WORK TO BE COMPLETED: Look through the material below, count the lines containing the word "为国际生态环境保护贡献了中国智慧", and state only the count.

+-------+

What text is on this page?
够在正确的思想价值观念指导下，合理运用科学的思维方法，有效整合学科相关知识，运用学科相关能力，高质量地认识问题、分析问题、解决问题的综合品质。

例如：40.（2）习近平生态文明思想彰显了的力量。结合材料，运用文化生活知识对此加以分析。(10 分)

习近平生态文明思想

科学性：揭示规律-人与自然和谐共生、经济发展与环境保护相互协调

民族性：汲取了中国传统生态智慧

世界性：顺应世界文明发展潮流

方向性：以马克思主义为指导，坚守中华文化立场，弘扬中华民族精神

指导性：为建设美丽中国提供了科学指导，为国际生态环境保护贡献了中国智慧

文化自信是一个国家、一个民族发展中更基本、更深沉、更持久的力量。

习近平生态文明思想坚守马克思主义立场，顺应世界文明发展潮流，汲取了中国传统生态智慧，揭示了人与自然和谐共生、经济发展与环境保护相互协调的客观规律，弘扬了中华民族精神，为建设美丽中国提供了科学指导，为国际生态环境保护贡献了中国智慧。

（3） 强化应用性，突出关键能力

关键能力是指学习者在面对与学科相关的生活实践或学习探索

+-------+

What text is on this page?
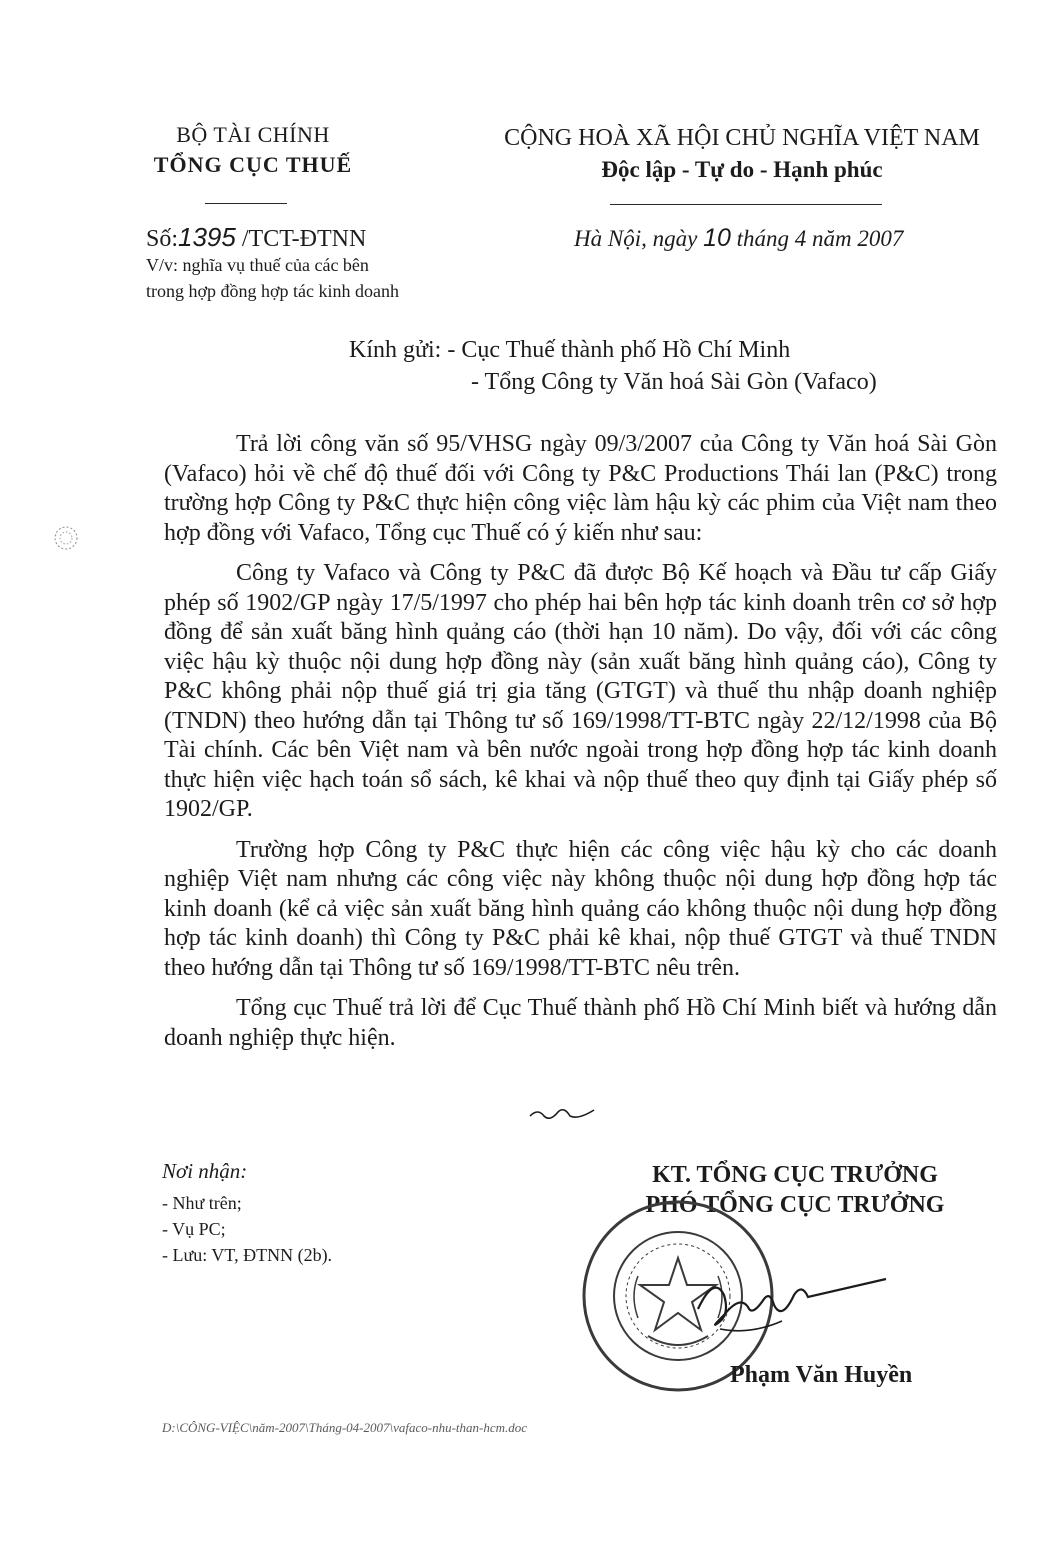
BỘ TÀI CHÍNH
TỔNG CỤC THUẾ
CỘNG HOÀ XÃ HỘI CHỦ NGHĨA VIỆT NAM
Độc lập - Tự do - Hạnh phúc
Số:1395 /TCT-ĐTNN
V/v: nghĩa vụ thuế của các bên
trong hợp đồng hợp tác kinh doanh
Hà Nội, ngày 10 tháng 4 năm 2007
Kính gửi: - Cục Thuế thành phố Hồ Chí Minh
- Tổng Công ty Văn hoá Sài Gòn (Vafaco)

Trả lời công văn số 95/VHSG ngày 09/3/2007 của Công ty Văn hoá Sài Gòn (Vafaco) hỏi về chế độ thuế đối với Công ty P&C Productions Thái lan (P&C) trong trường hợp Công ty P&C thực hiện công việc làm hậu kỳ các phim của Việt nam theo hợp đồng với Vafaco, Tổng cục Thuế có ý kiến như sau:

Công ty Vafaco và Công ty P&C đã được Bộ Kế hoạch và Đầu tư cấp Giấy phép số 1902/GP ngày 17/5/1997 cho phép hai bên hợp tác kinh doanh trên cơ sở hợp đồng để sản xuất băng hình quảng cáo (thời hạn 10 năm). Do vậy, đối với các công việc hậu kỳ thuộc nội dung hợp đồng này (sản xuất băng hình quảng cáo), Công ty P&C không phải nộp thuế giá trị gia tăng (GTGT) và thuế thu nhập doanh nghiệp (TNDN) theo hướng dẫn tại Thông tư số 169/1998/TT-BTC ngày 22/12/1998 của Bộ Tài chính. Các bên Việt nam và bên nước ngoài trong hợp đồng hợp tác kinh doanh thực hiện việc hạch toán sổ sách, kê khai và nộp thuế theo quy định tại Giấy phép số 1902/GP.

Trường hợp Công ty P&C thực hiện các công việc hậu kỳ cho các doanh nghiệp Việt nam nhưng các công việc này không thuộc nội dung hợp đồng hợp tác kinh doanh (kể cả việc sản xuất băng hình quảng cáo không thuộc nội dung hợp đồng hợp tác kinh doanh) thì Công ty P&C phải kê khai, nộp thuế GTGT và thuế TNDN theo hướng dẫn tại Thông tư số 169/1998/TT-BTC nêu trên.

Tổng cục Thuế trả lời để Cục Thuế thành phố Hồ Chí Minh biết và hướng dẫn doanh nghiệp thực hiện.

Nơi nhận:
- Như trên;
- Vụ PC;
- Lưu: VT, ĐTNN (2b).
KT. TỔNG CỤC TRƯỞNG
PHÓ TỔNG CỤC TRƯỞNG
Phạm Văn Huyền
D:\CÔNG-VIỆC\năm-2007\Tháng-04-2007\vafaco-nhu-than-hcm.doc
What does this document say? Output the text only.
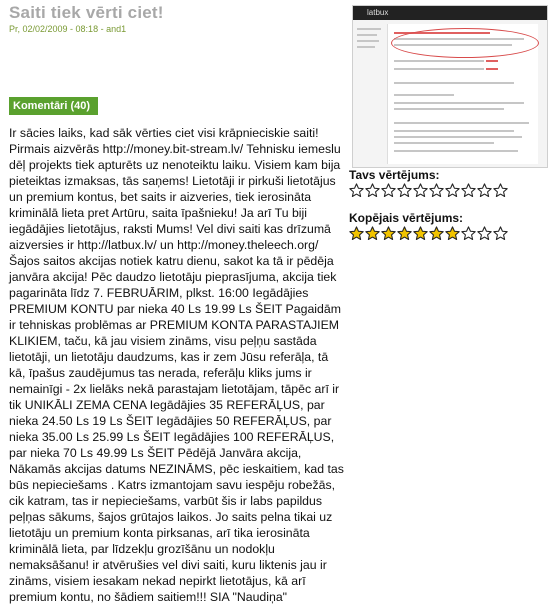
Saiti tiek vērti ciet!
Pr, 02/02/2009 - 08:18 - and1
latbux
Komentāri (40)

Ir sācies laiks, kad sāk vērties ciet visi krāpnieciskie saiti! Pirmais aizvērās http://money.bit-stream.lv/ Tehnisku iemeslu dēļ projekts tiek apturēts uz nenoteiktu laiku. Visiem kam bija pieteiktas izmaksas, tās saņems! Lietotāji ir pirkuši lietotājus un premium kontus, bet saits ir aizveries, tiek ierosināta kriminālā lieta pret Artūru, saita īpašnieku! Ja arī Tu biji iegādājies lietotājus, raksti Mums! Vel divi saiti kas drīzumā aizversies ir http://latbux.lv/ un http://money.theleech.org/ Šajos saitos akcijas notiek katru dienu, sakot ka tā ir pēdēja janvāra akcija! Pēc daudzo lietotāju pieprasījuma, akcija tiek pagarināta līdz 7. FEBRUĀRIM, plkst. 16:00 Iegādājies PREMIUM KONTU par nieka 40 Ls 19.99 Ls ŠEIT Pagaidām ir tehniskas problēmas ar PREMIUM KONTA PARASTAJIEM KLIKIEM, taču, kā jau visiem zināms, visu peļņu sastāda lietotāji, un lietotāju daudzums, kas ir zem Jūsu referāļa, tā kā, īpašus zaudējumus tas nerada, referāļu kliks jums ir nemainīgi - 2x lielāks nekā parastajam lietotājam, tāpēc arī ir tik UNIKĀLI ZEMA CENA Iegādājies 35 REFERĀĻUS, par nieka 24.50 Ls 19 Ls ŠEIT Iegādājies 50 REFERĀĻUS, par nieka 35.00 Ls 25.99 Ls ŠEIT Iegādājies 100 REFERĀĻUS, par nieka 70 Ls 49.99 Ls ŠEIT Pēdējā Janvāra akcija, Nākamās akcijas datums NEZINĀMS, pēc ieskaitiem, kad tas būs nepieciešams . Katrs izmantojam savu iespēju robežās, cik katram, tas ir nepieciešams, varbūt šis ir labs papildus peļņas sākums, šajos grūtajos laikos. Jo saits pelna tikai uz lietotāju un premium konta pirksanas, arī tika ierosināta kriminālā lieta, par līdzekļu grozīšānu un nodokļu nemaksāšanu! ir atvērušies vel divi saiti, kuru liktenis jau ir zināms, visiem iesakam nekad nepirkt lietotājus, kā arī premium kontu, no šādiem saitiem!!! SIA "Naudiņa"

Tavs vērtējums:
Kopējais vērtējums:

+-------+

TASK RESULT: 2